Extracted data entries
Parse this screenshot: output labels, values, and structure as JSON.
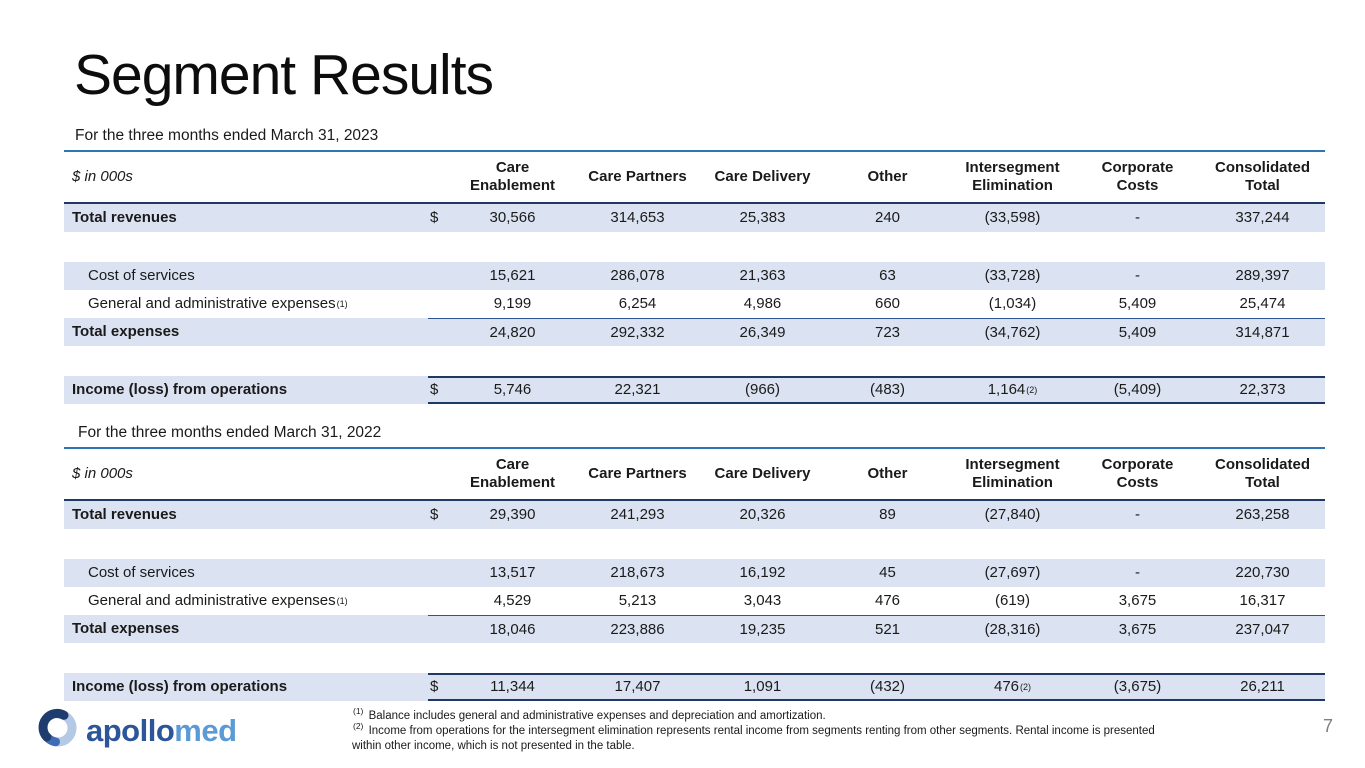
{
  "slide": {
    "title": "Segment Results",
    "page_number": "7",
    "logo": {
      "icon": "apollomed-swirl-icon",
      "primary": "apollo",
      "secondary": "med"
    },
    "colors": {
      "accent_blue": "#2e75b6",
      "dark_navy": "#1f3864",
      "thin_rule_blue": "#2e5496",
      "row_band": "#dbe3f2",
      "logo_dark_blue": "#2b579a",
      "logo_light_blue": "#5b9bd5",
      "page_number_gray": "#7f7f7f"
    },
    "footnotes": [
      {
        "marker": "(1)",
        "text": "Balance includes general and administrative expenses and depreciation and amortization."
      },
      {
        "marker": "(2)",
        "text": "Income from operations for the intersegment elimination represents rental income from segments renting from other segments. Rental income is presented within other income, which is not presented in the table."
      }
    ]
  },
  "tables": [
    {
      "subtitle": "For the three months ended March 31, 2023",
      "units_label": "$ in 000s",
      "columns": [
        "Care\nEnablement",
        "Care Partners",
        "Care Delivery",
        "Other",
        "Intersegment\nElimination",
        "Corporate\nCosts",
        "Consolidated\nTotal"
      ],
      "rows": [
        {
          "label": "Total revenues",
          "style": "total",
          "shaded": true,
          "dollar": "$",
          "values": [
            "30,566",
            "314,653",
            "25,383",
            "240",
            "(33,598)",
            "-",
            "337,244"
          ]
        },
        {
          "spacer": true
        },
        {
          "label": "Cost of services",
          "indent": true,
          "shaded": true,
          "values": [
            "15,621",
            "286,078",
            "21,363",
            "63",
            "(33,728)",
            "-",
            "289,397"
          ]
        },
        {
          "label": "General and administrative expenses",
          "label_sup": "(1)",
          "indent": true,
          "values": [
            "9,199",
            "6,254",
            "4,986",
            "660",
            "(1,034)",
            "5,409",
            "25,474"
          ]
        },
        {
          "label": "Total expenses",
          "style": "total",
          "shaded": true,
          "rule_top": "thin",
          "values": [
            "24,820",
            "292,332",
            "26,349",
            "723",
            "(34,762)",
            "5,409",
            "314,871"
          ]
        },
        {
          "spacer": true
        },
        {
          "label": "Income (loss) from operations",
          "style": "total",
          "shaded": true,
          "dollar": "$",
          "rule_top": "thick",
          "rule_bottom": "thick",
          "values": [
            "5,746",
            "22,321",
            "(966)",
            "(483)",
            "1,164",
            "(5,409)",
            "22,373"
          ],
          "value_sups": {
            "4": "(2)"
          }
        }
      ]
    },
    {
      "subtitle": "For the three months ended March 31, 2022",
      "units_label": "$ in 000s",
      "columns": [
        "Care\nEnablement",
        "Care Partners",
        "Care Delivery",
        "Other",
        "Intersegment\nElimination",
        "Corporate\nCosts",
        "Consolidated\nTotal"
      ],
      "rows": [
        {
          "label": "Total revenues",
          "style": "total",
          "shaded": true,
          "dollar": "$",
          "values": [
            "29,390",
            "241,293",
            "20,326",
            "89",
            "(27,840)",
            "-",
            "263,258"
          ]
        },
        {
          "spacer": true
        },
        {
          "label": "Cost of services",
          "indent": true,
          "shaded": true,
          "values": [
            "13,517",
            "218,673",
            "16,192",
            "45",
            "(27,697)",
            "-",
            "220,730"
          ]
        },
        {
          "label": "General and administrative expenses",
          "label_sup": "(1)",
          "indent": true,
          "values": [
            "4,529",
            "5,213",
            "3,043",
            "476",
            "(619)",
            "3,675",
            "16,317"
          ]
        },
        {
          "label": "Total expenses",
          "style": "total",
          "shaded": true,
          "rule_top": "thin",
          "values": [
            "18,046",
            "223,886",
            "19,235",
            "521",
            "(28,316)",
            "3,675",
            "237,047"
          ]
        },
        {
          "spacer": true
        },
        {
          "label": "Income (loss) from operations",
          "style": "total",
          "shaded": true,
          "dollar": "$",
          "rule_top": "thick",
          "rule_bottom": "thick",
          "values": [
            "11,344",
            "17,407",
            "1,091",
            "(432)",
            "476",
            "(3,675)",
            "26,211"
          ],
          "value_sups": {
            "4": "(2)"
          }
        }
      ]
    }
  ]
}
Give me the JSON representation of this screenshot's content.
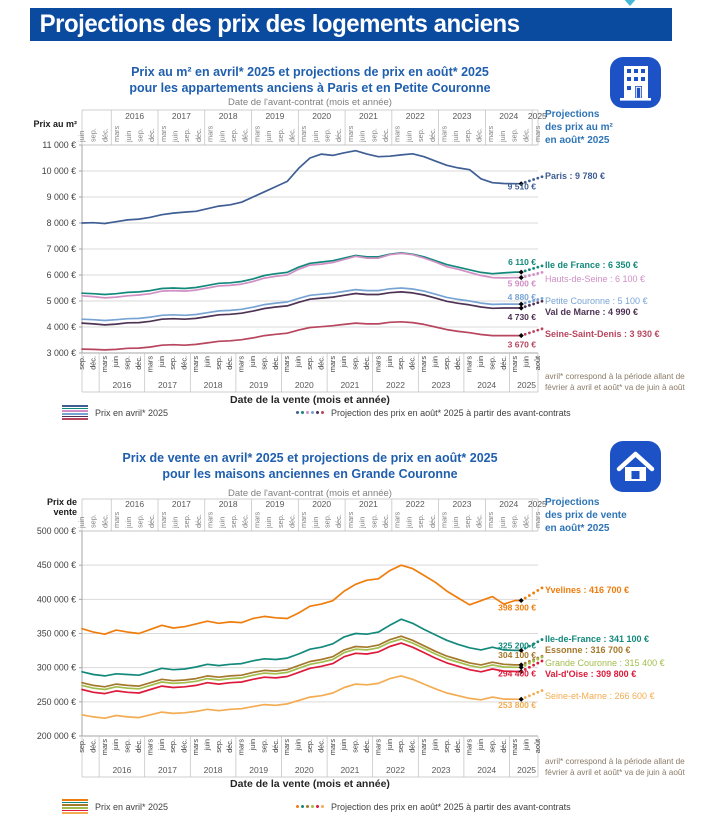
{
  "page": {
    "banner_title": "Projections des prix des logements anciens"
  },
  "colors": {
    "banner_bg": "#0a4a9f",
    "icon_bg": "#1d52c6",
    "title_blue": "#1f5fae",
    "header_blue": "#2e74b5",
    "footnote": "#8a7a68",
    "arrow": "#45b7d8"
  },
  "axes": {
    "years": [
      "2016",
      "2017",
      "2018",
      "2019",
      "2020",
      "2021",
      "2022",
      "2023",
      "2024",
      "2025"
    ],
    "top_title": "Date de l'avant-contrat (mois et année)",
    "top_months": [
      "juin",
      "sep.",
      "déc.",
      "mars",
      "juin",
      "sep.",
      "déc.",
      "mars",
      "juin",
      "sep.",
      "déc.",
      "mars",
      "juin",
      "sep.",
      "déc.",
      "mars",
      "juin",
      "sep.",
      "déc.",
      "mars",
      "juin",
      "sep.",
      "déc.",
      "mars",
      "juin",
      "sep.",
      "déc.",
      "mars",
      "juin",
      "sep.",
      "déc.",
      "mars",
      "juin",
      "sep.",
      "déc.",
      "mars",
      "juin",
      "sep.",
      "déc.",
      "mars"
    ],
    "bottom_months": [
      "sep.",
      "déc.",
      "mars",
      "juin",
      "sep.",
      "déc.",
      "mars",
      "juin",
      "sep.",
      "déc.",
      "mars",
      "juin",
      "sep.",
      "déc.",
      "mars",
      "juin",
      "sep.",
      "déc.",
      "mars",
      "juin",
      "sep.",
      "déc.",
      "mars",
      "juin",
      "sep.",
      "déc.",
      "mars",
      "juin",
      "sep.",
      "déc.",
      "mars",
      "juin",
      "sep.",
      "déc.",
      "mars",
      "juin",
      "sep.",
      "déc.",
      "mars",
      "juin",
      "août"
    ]
  },
  "chart_data": [
    {
      "type": "line",
      "title_lines": [
        "Prix au m² en avril* 2025 et projections de prix en août* 2025",
        "pour les appartements anciens à Paris et en Petite Couronne"
      ],
      "icon": "building-icon",
      "bottom_title": "Date de la vente (mois et année)",
      "y_axis": {
        "label_lines": [
          "Prix au m²"
        ],
        "min": 3000,
        "max": 11000,
        "step": 1000,
        "tick_labels": [
          "11 000 €",
          "10 000 €",
          "9 000 €",
          "8 000 €",
          "7 000 €",
          "6 000 €",
          "5 000 €",
          "4 000 €",
          "3 000 €"
        ]
      },
      "right_panel": {
        "header_lines": [
          "Projections",
          "des prix au m²",
          "en août* 2025"
        ],
        "footnote": "avril* correspond à la période allant de février à avril et août* va de juin à août"
      },
      "legend": {
        "line_label": "Prix en avril* 2025",
        "dots_label": "Projection des prix en août* 2025 à partir des avant-contrats"
      },
      "series": [
        {
          "name": "Paris",
          "color": "#3f5e94",
          "bold": true,
          "end_label": "9 510 €",
          "end_value": 9510,
          "projection_value": 9780,
          "projection_label": "Paris : 9 780 €",
          "values": [
            8000,
            8010,
            7980,
            8050,
            8120,
            8150,
            8220,
            8320,
            8380,
            8420,
            8450,
            8550,
            8650,
            8700,
            8800,
            9000,
            9200,
            9400,
            9600,
            10100,
            10500,
            10650,
            10600,
            10700,
            10780,
            10650,
            10550,
            10570,
            10620,
            10660,
            10550,
            10380,
            10220,
            10120,
            10050,
            9700,
            9550,
            9520,
            9510
          ]
        },
        {
          "name": "Ile de France",
          "color": "#13897b",
          "bold": true,
          "end_label": "6 110 €",
          "end_value": 6110,
          "projection_value": 6350,
          "projection_label": "Ile de France : 6 350 €",
          "values": [
            5300,
            5280,
            5250,
            5280,
            5330,
            5350,
            5400,
            5480,
            5500,
            5480,
            5520,
            5600,
            5680,
            5700,
            5750,
            5850,
            5980,
            6050,
            6100,
            6300,
            6450,
            6500,
            6550,
            6650,
            6750,
            6700,
            6700,
            6800,
            6850,
            6800,
            6700,
            6550,
            6400,
            6300,
            6200,
            6100,
            6050,
            6080,
            6110
          ]
        },
        {
          "name": "Hauts-de-Seine",
          "color": "#d18fc4",
          "bold": false,
          "end_label": "5 900 €",
          "end_value": 5900,
          "projection_value": 6100,
          "projection_label": "Hauts-de-Seine : 6 100 €",
          "values": [
            5200,
            5170,
            5120,
            5150,
            5200,
            5230,
            5280,
            5380,
            5400,
            5380,
            5420,
            5500,
            5580,
            5600,
            5650,
            5750,
            5880,
            5950,
            6000,
            6220,
            6380,
            6420,
            6480,
            6600,
            6720,
            6650,
            6650,
            6780,
            6830,
            6780,
            6650,
            6500,
            6320,
            6220,
            6100,
            5980,
            5900,
            5890,
            5900
          ]
        },
        {
          "name": "Petite Couronne",
          "color": "#78a4d4",
          "bold": false,
          "end_label": "4 880 €",
          "end_value": 4880,
          "projection_value": 5100,
          "projection_label": "Petite Couronne : 5 100 €",
          "values": [
            4300,
            4280,
            4250,
            4280,
            4320,
            4330,
            4380,
            4450,
            4470,
            4450,
            4480,
            4550,
            4620,
            4640,
            4680,
            4760,
            4860,
            4920,
            4960,
            5100,
            5220,
            5260,
            5300,
            5370,
            5440,
            5400,
            5400,
            5470,
            5500,
            5460,
            5380,
            5260,
            5140,
            5060,
            5000,
            4920,
            4870,
            4880,
            4880
          ]
        },
        {
          "name": "Val de Marne",
          "color": "#4e3355",
          "bold": true,
          "end_label": "4 730 €",
          "end_value": 4730,
          "projection_value": 4990,
          "projection_label": "Val de Marne : 4 990 €",
          "values": [
            4150,
            4120,
            4080,
            4110,
            4160,
            4170,
            4220,
            4300,
            4320,
            4300,
            4330,
            4400,
            4470,
            4490,
            4530,
            4610,
            4710,
            4770,
            4810,
            4950,
            5070,
            5110,
            5150,
            5220,
            5290,
            5250,
            5250,
            5320,
            5350,
            5310,
            5230,
            5110,
            4990,
            4910,
            4850,
            4770,
            4720,
            4730,
            4730
          ]
        },
        {
          "name": "Seine-Saint-Denis",
          "color": "#b8465f",
          "bold": true,
          "end_label": "3 670 €",
          "end_value": 3670,
          "projection_value": 3930,
          "projection_label": "Seine-Saint-Denis : 3 930 €",
          "values": [
            3150,
            3140,
            3120,
            3140,
            3180,
            3190,
            3230,
            3300,
            3320,
            3300,
            3330,
            3390,
            3450,
            3470,
            3510,
            3580,
            3670,
            3720,
            3760,
            3880,
            3980,
            4010,
            4050,
            4100,
            4150,
            4120,
            4120,
            4180,
            4200,
            4170,
            4100,
            4000,
            3900,
            3830,
            3780,
            3710,
            3670,
            3670,
            3670
          ]
        }
      ]
    },
    {
      "type": "line",
      "title_lines": [
        "Prix de vente en avril* 2025 et projections de prix en août* 2025",
        "pour les maisons anciennes en Grande Couronne"
      ],
      "icon": "house-icon",
      "bottom_title": "Date de la vente (mois et année)",
      "y_axis": {
        "label_lines": [
          "Prix de",
          "vente"
        ],
        "min": 200000,
        "max": 500000,
        "step": 50000,
        "tick_labels": [
          "500 000 €",
          "450 000 €",
          "400 000 €",
          "350 000 €",
          "300 000 €",
          "250 000 €",
          "200 000 €"
        ]
      },
      "right_panel": {
        "header_lines": [
          "Projections",
          "des prix de vente",
          "en août* 2025"
        ],
        "footnote": "avril* correspond à la période allant de février à avril et août* va de juin à août"
      },
      "legend": {
        "line_label": "Prix en avril* 2025",
        "dots_label": "Projection des prix en août* 2025 à partir des avant-contrats"
      },
      "series": [
        {
          "name": "Yvelines",
          "color": "#ef7d0c",
          "bold": true,
          "end_label": "398 300 €",
          "end_value": 398300,
          "projection_value": 416700,
          "projection_label": "Yvelines : 416 700 €",
          "values": [
            357000,
            352000,
            349000,
            355000,
            352000,
            350000,
            356000,
            362000,
            358000,
            360000,
            364000,
            368000,
            365000,
            367000,
            366000,
            372000,
            375000,
            373000,
            372000,
            380000,
            390000,
            393000,
            398000,
            412000,
            422000,
            428000,
            430000,
            442000,
            450000,
            445000,
            435000,
            425000,
            412000,
            402000,
            392000,
            398000,
            404000,
            393000,
            398300
          ]
        },
        {
          "name": "Ile-de-France",
          "color": "#13897b",
          "bold": true,
          "end_label": "325 200 €",
          "end_value": 325200,
          "projection_value": 341100,
          "projection_label": "Ile-de-France : 341 100 €",
          "values": [
            294000,
            290000,
            288000,
            291000,
            290000,
            289000,
            294000,
            299000,
            297000,
            298000,
            301000,
            305000,
            303000,
            305000,
            306000,
            310000,
            313000,
            312000,
            314000,
            320000,
            327000,
            330000,
            335000,
            345000,
            350000,
            349000,
            352000,
            362000,
            371000,
            365000,
            356000,
            348000,
            340000,
            334000,
            329000,
            326000,
            330000,
            326000,
            325200
          ]
        },
        {
          "name": "Essonne",
          "color": "#a5792b",
          "bold": true,
          "end_label": "304 100 €",
          "end_value": 304100,
          "projection_value": 316700,
          "projection_label": "Essonne : 316 700 €",
          "values": [
            278000,
            274000,
            272000,
            276000,
            274000,
            273000,
            278000,
            283000,
            281000,
            282000,
            284000,
            288000,
            286000,
            288000,
            289000,
            293000,
            296000,
            295000,
            297000,
            303000,
            309000,
            312000,
            316000,
            326000,
            331000,
            330000,
            333000,
            341000,
            346000,
            340000,
            332000,
            324000,
            317000,
            312000,
            307000,
            304000,
            308000,
            305000,
            304100
          ]
        },
        {
          "name": "Grande Couronne",
          "color": "#a2bd4c",
          "bold": false,
          "end_label": "",
          "end_value": 300500,
          "projection_value": 315400,
          "projection_label": "Grande Couronne : 315 400 €",
          "values": [
            274000,
            270000,
            268000,
            272000,
            270000,
            269000,
            274000,
            279000,
            277000,
            278000,
            280000,
            284000,
            282000,
            284000,
            285000,
            289000,
            292000,
            291000,
            293000,
            299000,
            305000,
            308000,
            312000,
            322000,
            327000,
            326000,
            329000,
            337000,
            342000,
            336000,
            328000,
            320000,
            313000,
            308000,
            303000,
            300000,
            304000,
            301000,
            300500
          ]
        },
        {
          "name": "Val-d'Oise",
          "color": "#dd1a3b",
          "bold": true,
          "end_label": "294 400 €",
          "end_value": 294400,
          "projection_value": 309800,
          "projection_label": "Val-d'Oise : 309 800 €",
          "values": [
            268000,
            264000,
            262000,
            266000,
            264000,
            263000,
            268000,
            273000,
            271000,
            272000,
            274000,
            278000,
            276000,
            278000,
            279000,
            283000,
            286000,
            285000,
            287000,
            293000,
            299000,
            302000,
            306000,
            316000,
            321000,
            320000,
            323000,
            331000,
            336000,
            330000,
            322000,
            314000,
            307000,
            302000,
            297000,
            294000,
            298000,
            295000,
            294400
          ]
        },
        {
          "name": "Seine-et-Marne",
          "color": "#f3ac52",
          "bold": false,
          "end_label": "253 800 €",
          "end_value": 253800,
          "projection_value": 266600,
          "projection_label": "Seine-et-Marne : 266 600 €",
          "values": [
            231000,
            228000,
            226000,
            230000,
            228000,
            227000,
            231000,
            235000,
            233000,
            234000,
            236000,
            239000,
            237000,
            239000,
            240000,
            243000,
            246000,
            245000,
            247000,
            252000,
            257000,
            259000,
            263000,
            271000,
            276000,
            275000,
            277000,
            284000,
            288000,
            283000,
            276000,
            269000,
            263000,
            259000,
            255000,
            253000,
            257000,
            254000,
            253800
          ]
        }
      ]
    }
  ]
}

REQUIREMENTS> Collect the lines of the records that include the string "France".

FINISHED EXERCISE>
          "name": "Ile de France",
          "projection_label": "Ile de France : 6 350 €",
          "name": "Ile-de-France",
          "projection_label": "Ile-de-France : 341 100 €",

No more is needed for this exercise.